==== SUMBER

Di Lampung masih berkembang pula kelompok ormas tertentu semata-mata bertujuan menegakkan amar makruf nahi munkar sehingga dipandang radikal dan mengupayakan menegakkan amar makruf nahi munkar, terutama dalam memberantas perjudian, prostitusi, lokasi hiburan atau minuman keras, dengan aksi-aksinya sering berbenturan dengan konstitusi negara, bahkan kadang-kadang melakukan "sweeping" dan tindakan anarkis.

Aliran Alqiyadah al-Islamiyah (Gafatar) juga muncul di Bandarlampung pada tahun 2006. Pada tahun 2011 sempat terdaftar di Badan Kesbangpol Provinsi Lampung, serta berkembang pula, selain di Bandarlampung, juga di Lampung Barat, Lampung Tengah, dan Lampung Utara.

Pimpinan kelompok ini adalah Ahmad Musadeq, kemudian aliran ini dibubarkan diubah menjadi aliran Milah Abraham. Setelah dibubarkan menjadi Gerakan Fajar Nusantara, diduga bertujuan menghancurkan akidah umat Islam di Indonesia.

========

- TUGAS TERTULIS -
(A) Menurut teks tentang aliran di Lampung, pada tahun berapa Aliran Alqiyadah al-Islamiyah muncul di Bandarlampung?
(B) Tulis ulang catatan mulai dari baris yang memuat "Give bounding boxes" sampai baris yang memuat "sidebar-item-label: 正在下载资源 (19)", lalu ganti "sidebar-subitem" dengan "sidebar-child" tanpa mengubah bagian lain.
Teks di atas dan catatan sesudahnya berasal dari sumber yang berbeda.

==== DATA TERSEDIA

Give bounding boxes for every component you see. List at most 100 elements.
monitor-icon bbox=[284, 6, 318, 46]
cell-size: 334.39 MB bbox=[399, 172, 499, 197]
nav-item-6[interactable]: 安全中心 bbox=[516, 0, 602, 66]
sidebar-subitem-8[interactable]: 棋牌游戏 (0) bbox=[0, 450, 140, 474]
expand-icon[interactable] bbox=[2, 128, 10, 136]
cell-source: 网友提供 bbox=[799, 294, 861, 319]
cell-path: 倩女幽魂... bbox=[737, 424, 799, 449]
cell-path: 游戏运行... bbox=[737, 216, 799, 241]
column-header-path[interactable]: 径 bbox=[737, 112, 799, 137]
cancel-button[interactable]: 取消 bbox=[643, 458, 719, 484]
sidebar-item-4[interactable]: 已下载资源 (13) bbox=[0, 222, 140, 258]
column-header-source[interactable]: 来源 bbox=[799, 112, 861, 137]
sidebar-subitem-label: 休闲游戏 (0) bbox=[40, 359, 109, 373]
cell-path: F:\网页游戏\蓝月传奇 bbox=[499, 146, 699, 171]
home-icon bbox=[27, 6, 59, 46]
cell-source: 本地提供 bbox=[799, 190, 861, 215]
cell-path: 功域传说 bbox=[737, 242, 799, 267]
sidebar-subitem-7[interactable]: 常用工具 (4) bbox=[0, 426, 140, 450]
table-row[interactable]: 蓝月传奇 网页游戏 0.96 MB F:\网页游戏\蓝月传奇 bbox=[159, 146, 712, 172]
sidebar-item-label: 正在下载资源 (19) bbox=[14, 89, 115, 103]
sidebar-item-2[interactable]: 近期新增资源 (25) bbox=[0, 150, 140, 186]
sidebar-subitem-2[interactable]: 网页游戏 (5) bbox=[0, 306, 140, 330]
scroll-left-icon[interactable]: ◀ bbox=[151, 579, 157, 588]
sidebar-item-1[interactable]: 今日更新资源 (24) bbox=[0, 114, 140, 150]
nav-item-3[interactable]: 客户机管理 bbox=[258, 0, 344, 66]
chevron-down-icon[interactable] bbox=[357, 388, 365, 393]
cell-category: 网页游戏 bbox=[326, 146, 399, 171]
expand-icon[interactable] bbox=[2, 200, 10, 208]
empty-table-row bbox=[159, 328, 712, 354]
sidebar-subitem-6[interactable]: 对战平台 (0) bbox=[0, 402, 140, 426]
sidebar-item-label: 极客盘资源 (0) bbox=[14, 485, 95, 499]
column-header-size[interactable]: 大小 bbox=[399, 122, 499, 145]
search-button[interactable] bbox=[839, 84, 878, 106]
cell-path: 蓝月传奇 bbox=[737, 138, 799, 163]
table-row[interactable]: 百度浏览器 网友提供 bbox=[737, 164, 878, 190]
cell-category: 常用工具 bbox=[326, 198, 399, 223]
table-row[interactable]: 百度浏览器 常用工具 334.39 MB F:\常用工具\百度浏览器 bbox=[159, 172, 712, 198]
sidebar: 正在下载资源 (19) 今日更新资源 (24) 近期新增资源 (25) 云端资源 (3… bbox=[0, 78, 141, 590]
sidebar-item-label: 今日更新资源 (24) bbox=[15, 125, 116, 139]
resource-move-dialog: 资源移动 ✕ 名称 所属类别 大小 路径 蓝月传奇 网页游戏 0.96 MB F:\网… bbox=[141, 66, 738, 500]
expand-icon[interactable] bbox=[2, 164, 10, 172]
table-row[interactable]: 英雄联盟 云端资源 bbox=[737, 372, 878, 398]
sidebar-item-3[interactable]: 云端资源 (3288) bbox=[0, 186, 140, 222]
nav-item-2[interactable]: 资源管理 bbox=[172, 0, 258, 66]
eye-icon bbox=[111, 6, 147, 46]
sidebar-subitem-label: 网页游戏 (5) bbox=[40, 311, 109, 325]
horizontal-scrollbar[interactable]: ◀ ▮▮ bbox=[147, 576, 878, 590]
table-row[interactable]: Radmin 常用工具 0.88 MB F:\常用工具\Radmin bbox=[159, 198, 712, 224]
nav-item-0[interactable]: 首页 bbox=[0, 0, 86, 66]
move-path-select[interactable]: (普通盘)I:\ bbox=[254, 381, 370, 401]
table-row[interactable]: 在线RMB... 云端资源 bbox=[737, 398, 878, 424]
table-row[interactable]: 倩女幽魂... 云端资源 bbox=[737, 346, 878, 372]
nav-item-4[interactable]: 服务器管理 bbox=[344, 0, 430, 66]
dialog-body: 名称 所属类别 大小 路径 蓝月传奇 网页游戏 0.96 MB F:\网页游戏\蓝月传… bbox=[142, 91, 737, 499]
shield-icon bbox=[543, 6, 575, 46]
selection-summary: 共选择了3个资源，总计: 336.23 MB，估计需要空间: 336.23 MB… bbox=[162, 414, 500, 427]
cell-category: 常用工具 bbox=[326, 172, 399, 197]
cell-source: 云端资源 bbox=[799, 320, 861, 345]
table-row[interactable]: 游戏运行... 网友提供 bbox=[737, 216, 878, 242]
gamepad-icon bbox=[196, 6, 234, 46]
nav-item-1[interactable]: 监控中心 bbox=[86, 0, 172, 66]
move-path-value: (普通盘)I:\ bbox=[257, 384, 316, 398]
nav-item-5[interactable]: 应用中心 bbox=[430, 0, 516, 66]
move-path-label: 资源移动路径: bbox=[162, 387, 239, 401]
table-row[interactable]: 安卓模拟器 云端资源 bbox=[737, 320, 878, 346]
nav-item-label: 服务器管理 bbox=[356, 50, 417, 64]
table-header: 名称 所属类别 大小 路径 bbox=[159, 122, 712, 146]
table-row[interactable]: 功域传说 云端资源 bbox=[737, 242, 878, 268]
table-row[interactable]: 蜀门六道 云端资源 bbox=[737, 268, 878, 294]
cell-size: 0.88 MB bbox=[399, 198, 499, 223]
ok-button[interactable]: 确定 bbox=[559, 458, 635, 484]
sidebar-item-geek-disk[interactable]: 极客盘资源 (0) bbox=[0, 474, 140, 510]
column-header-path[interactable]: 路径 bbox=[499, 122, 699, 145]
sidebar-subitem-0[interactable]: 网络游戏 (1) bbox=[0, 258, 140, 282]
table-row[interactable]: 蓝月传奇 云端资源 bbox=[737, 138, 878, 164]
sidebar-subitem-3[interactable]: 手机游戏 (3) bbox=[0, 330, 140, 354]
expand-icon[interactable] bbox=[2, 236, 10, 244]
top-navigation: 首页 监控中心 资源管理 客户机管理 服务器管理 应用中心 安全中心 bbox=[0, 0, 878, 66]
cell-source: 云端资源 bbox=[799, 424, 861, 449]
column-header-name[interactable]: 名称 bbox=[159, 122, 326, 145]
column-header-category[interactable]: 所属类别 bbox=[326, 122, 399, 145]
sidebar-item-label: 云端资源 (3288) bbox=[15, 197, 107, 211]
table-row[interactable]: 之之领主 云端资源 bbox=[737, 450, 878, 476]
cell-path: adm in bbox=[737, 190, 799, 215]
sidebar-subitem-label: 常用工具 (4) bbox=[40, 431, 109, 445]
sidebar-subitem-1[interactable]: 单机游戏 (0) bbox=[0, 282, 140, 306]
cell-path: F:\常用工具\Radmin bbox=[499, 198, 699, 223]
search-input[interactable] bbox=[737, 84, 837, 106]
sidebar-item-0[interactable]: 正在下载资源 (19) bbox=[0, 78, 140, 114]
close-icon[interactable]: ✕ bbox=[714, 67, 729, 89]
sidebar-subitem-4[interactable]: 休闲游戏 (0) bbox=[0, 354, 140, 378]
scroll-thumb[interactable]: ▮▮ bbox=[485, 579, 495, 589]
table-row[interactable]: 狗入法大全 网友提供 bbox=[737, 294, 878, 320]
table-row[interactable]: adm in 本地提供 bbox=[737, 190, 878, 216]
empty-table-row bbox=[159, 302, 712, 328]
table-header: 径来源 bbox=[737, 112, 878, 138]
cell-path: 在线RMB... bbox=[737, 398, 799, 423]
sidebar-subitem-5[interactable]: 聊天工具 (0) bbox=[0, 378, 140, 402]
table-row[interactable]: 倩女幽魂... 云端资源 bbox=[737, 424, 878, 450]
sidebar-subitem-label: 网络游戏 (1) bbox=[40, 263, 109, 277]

========
==== DATA TERSEDIA

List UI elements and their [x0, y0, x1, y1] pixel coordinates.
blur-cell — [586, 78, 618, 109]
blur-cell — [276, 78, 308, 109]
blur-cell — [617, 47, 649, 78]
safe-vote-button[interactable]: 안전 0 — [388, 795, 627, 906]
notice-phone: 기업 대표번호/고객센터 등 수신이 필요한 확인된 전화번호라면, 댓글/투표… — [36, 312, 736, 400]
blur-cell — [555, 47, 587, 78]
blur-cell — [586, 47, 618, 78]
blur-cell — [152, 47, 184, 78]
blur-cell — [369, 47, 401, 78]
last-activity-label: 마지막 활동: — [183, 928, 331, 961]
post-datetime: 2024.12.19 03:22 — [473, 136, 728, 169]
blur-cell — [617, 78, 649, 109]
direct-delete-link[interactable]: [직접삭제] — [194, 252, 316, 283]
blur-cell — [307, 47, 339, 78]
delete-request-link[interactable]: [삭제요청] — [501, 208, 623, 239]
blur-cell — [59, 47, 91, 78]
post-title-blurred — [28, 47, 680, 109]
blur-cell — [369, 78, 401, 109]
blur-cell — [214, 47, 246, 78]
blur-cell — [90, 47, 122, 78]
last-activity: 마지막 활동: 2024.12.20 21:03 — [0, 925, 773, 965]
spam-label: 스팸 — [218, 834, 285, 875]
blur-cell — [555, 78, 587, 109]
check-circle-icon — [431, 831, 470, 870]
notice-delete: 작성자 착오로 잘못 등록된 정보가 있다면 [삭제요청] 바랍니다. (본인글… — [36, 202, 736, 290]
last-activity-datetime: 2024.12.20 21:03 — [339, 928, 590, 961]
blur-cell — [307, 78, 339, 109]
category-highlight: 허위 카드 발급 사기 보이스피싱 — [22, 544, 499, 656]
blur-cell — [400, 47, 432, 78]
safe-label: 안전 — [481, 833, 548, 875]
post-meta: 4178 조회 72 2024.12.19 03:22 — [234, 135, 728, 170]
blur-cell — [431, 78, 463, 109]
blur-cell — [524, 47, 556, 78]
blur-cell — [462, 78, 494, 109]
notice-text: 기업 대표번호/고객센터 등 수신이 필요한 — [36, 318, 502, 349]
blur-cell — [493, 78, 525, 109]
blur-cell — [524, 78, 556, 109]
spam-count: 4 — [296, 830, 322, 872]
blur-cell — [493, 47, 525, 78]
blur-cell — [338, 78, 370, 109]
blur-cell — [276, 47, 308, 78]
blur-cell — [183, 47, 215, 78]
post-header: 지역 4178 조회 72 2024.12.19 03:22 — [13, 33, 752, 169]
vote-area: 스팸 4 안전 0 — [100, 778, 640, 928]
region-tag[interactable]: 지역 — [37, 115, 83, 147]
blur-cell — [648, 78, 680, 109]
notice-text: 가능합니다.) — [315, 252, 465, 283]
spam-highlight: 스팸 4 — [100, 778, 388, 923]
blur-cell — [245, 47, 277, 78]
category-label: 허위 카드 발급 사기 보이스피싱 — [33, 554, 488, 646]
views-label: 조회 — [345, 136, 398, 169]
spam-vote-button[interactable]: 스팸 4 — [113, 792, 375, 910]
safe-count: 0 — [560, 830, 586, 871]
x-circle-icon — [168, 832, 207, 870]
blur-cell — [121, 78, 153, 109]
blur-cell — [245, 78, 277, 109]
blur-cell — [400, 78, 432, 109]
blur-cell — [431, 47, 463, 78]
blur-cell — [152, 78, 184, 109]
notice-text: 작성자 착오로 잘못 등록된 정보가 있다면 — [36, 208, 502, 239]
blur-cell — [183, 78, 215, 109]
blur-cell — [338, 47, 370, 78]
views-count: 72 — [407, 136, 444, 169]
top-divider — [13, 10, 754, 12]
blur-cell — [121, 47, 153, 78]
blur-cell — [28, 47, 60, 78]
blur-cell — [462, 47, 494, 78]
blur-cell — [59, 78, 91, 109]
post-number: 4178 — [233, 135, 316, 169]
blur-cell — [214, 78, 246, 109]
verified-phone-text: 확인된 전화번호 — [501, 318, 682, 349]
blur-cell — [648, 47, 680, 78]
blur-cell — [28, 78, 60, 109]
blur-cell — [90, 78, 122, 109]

========

- JAWABAN SOAL -
(A) Pada tahun 2006.

(B)
Give bounding boxes for every component you see. List at most 100 elements.
monitor-icon bbox=[284, 6, 318, 46]
cell-size: 334.39 MB bbox=[399, 172, 499, 197]
nav-item-6[interactable]: 安全中心 bbox=[516, 0, 602, 66]
sidebar-child-8[interactable]: 棋牌游戏 (0) bbox=[0, 450, 140, 474]
expand-icon[interactable] bbox=[2, 128, 10, 136]
cell-source: 网友提供 bbox=[799, 294, 861, 319]
cell-path: 倩女幽魂... bbox=[737, 424, 799, 449]
cell-path: 游戏运行... bbox=[737, 216, 799, 241]
column-header-path[interactable]: 径 bbox=[737, 112, 799, 137]
cancel-button[interactable]: 取消 bbox=[643, 458, 719, 484]
sidebar-item-4[interactable]: 已下载资源 (13) bbox=[0, 222, 140, 258]
column-header-source[interactable]: 来源 bbox=[799, 112, 861, 137]
sidebar-child-label: 休闲游戏 (0) bbox=[40, 359, 109, 373]
cell-path: F:\网页游戏\蓝月传奇 bbox=[499, 146, 699, 171]
home-icon bbox=[27, 6, 59, 46]
cell-source: 本地提供 bbox=[799, 190, 861, 215]
cell-path: 功域传说 bbox=[737, 242, 799, 267]
sidebar-child-7[interactable]: 常用工具 (4) bbox=[0, 426, 140, 450]
table-row[interactable]: 蓝月传奇 网页游戏 0.96 MB F:\网页游戏\蓝月传奇 bbox=[159, 146, 712, 172]
sidebar-item-label: 正在下载资源 (19) bbox=[14, 89, 115, 103]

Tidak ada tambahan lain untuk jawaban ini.